▶ _DIRECTIONS FOR THIS TASK_
Give the number of lines that include the word "DELLBOY", and nothing else.

▶ _SOURCE RECORDS_

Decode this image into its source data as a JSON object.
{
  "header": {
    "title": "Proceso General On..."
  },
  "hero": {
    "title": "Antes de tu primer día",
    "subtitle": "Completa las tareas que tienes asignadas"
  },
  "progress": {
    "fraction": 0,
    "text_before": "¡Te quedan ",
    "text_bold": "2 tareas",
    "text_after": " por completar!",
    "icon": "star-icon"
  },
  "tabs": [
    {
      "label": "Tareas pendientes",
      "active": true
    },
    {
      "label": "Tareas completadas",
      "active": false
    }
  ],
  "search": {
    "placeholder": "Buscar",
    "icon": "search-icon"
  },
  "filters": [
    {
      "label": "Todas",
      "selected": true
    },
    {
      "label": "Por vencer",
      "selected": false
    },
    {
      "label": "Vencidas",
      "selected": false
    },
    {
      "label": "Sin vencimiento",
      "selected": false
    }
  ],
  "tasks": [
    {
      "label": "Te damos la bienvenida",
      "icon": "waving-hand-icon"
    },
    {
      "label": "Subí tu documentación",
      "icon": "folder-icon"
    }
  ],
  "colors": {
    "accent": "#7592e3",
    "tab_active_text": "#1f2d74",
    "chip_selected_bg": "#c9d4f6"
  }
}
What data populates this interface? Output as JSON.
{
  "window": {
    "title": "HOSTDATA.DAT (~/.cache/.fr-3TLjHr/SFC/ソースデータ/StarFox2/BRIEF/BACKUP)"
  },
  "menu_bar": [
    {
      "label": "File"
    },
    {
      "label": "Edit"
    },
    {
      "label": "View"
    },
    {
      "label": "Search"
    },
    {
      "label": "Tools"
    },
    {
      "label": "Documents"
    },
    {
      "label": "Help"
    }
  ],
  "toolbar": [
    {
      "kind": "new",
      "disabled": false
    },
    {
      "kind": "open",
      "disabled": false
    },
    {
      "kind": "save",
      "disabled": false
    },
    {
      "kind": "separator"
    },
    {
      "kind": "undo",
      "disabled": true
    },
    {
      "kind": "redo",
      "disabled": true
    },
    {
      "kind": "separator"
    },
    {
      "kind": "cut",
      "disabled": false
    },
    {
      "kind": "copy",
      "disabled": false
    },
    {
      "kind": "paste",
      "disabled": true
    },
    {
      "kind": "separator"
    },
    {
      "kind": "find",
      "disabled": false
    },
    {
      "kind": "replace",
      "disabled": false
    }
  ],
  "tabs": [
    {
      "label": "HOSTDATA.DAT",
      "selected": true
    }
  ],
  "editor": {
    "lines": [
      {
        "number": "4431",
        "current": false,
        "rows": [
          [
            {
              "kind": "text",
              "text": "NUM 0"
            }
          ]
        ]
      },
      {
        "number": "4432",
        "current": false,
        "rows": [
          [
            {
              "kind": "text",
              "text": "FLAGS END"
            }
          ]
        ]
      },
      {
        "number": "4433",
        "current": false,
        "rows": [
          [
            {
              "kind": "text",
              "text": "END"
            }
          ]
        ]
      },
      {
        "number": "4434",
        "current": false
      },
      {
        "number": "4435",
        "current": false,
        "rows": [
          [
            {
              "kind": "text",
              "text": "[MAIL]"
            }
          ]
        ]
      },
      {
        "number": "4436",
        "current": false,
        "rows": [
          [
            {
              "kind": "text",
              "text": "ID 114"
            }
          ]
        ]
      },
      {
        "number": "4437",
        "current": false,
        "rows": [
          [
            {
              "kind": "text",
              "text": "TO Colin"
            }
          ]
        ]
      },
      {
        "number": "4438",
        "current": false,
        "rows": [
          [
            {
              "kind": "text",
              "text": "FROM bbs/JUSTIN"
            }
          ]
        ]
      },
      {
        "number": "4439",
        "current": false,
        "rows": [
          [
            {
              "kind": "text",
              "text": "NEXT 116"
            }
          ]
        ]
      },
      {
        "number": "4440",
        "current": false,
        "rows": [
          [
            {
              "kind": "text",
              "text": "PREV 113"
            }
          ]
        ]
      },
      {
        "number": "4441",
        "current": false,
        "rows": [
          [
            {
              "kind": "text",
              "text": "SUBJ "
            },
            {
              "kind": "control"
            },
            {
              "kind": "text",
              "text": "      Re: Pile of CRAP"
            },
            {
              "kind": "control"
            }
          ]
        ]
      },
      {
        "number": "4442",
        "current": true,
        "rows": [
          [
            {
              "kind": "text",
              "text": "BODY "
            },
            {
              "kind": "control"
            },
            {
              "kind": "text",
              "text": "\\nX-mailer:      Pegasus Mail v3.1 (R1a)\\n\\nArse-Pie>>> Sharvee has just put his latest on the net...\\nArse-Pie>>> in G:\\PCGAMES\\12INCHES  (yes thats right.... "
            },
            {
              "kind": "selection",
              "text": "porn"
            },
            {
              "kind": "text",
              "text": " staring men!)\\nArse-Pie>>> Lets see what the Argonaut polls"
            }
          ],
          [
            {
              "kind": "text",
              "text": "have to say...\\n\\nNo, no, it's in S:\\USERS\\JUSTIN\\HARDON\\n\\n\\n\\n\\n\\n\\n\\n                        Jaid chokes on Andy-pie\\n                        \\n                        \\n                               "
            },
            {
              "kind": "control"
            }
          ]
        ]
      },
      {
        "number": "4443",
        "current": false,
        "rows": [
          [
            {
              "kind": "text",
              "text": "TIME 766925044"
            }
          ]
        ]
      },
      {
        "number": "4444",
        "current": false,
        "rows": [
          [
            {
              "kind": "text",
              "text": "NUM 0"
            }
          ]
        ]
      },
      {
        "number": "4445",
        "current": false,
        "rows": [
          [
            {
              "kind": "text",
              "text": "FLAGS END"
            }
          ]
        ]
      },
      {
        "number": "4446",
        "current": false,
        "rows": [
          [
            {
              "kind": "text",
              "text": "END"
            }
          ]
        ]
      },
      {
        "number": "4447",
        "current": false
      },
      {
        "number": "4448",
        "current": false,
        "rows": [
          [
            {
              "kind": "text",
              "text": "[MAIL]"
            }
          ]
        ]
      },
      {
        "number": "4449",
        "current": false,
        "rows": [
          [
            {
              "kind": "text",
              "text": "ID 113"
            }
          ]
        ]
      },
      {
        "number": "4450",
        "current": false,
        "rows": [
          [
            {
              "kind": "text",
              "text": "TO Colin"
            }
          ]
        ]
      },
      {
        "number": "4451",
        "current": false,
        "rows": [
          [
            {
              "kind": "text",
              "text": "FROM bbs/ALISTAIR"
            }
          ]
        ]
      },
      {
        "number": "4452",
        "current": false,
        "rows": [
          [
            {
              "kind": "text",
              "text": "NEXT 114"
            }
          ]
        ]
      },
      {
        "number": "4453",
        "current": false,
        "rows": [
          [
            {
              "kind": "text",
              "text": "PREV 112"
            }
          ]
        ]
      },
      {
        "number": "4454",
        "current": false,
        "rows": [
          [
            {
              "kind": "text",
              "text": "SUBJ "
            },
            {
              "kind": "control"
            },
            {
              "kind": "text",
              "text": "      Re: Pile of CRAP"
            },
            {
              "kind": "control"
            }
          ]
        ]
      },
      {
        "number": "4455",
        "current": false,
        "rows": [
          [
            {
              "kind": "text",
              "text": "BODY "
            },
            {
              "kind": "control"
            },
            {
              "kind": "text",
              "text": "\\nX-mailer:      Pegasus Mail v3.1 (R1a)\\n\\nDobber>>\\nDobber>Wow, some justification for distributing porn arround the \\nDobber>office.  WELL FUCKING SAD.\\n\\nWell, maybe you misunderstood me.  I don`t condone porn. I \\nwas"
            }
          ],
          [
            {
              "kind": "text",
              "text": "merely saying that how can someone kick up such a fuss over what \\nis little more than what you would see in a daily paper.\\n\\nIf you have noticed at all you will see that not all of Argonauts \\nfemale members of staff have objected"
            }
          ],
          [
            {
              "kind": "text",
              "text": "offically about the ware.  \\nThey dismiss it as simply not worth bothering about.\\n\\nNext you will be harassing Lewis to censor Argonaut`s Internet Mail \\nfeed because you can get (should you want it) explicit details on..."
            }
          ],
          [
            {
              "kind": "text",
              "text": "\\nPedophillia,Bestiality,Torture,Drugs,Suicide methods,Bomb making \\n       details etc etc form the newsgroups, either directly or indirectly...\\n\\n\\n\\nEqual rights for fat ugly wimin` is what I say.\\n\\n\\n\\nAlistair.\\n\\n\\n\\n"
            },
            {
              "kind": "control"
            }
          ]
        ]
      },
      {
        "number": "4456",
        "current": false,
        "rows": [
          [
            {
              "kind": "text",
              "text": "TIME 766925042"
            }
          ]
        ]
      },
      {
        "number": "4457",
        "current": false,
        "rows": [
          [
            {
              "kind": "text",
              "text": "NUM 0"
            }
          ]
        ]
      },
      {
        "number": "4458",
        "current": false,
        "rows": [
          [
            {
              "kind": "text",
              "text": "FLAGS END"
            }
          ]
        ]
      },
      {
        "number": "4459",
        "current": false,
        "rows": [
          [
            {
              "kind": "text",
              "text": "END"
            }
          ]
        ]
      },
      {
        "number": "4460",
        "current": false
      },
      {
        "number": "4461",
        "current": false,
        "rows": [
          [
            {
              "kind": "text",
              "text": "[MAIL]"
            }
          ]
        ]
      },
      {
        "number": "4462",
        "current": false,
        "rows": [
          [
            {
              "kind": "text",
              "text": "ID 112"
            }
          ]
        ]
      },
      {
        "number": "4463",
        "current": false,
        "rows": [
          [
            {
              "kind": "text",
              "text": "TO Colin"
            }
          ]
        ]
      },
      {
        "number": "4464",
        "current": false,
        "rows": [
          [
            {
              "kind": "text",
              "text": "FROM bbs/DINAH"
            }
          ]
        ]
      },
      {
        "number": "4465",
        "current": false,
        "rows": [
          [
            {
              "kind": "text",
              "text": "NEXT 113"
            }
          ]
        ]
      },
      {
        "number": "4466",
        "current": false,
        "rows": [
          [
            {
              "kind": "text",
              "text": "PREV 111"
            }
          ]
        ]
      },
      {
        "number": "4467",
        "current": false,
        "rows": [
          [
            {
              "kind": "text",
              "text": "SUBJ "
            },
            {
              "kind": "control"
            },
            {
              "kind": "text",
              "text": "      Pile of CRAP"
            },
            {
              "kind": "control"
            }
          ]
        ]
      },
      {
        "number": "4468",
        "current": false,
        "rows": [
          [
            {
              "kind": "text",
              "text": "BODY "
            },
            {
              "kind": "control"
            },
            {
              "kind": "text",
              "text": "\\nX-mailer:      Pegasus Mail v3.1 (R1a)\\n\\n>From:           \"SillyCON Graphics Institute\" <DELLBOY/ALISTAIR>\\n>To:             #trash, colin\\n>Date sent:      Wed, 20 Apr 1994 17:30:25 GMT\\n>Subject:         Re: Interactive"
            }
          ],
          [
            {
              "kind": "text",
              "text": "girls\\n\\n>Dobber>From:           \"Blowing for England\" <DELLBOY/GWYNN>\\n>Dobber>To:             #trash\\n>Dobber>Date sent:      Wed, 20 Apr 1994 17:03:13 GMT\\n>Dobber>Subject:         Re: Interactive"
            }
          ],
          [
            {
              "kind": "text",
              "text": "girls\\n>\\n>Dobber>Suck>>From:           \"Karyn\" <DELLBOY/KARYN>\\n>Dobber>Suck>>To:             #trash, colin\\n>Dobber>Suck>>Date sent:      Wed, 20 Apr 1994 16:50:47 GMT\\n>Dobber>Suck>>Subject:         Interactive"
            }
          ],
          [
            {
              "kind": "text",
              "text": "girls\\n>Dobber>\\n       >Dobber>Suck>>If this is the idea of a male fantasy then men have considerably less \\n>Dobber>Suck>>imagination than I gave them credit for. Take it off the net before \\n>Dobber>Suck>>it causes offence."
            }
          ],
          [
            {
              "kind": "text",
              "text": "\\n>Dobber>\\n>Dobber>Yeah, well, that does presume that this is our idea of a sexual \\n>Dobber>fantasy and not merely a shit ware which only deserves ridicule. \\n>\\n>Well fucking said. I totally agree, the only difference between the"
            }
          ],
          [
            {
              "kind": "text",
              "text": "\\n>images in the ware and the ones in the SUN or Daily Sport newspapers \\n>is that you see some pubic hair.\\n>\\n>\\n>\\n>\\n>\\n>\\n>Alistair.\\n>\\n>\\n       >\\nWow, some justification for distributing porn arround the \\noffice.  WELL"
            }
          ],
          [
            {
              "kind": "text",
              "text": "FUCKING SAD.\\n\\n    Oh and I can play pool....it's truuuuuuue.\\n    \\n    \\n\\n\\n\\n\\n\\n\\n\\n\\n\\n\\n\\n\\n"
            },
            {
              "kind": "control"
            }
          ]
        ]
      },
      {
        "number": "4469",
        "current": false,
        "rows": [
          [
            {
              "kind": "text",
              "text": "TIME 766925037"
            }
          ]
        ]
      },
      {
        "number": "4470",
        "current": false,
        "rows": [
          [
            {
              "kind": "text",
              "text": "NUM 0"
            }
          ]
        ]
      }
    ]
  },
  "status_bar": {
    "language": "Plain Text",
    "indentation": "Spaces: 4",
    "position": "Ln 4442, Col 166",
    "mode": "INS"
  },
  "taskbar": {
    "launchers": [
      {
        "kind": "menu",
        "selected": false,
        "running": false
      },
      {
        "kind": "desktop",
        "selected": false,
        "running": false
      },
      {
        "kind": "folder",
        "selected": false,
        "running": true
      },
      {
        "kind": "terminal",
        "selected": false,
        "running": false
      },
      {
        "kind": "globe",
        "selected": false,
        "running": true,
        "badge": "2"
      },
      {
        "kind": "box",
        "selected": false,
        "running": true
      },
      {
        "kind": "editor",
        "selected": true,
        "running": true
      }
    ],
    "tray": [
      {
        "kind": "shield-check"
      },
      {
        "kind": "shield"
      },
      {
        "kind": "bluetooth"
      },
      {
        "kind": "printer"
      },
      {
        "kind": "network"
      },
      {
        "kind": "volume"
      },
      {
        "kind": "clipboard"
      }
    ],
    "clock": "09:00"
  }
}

▶ _OUTPUT FOR THIS TASK_
3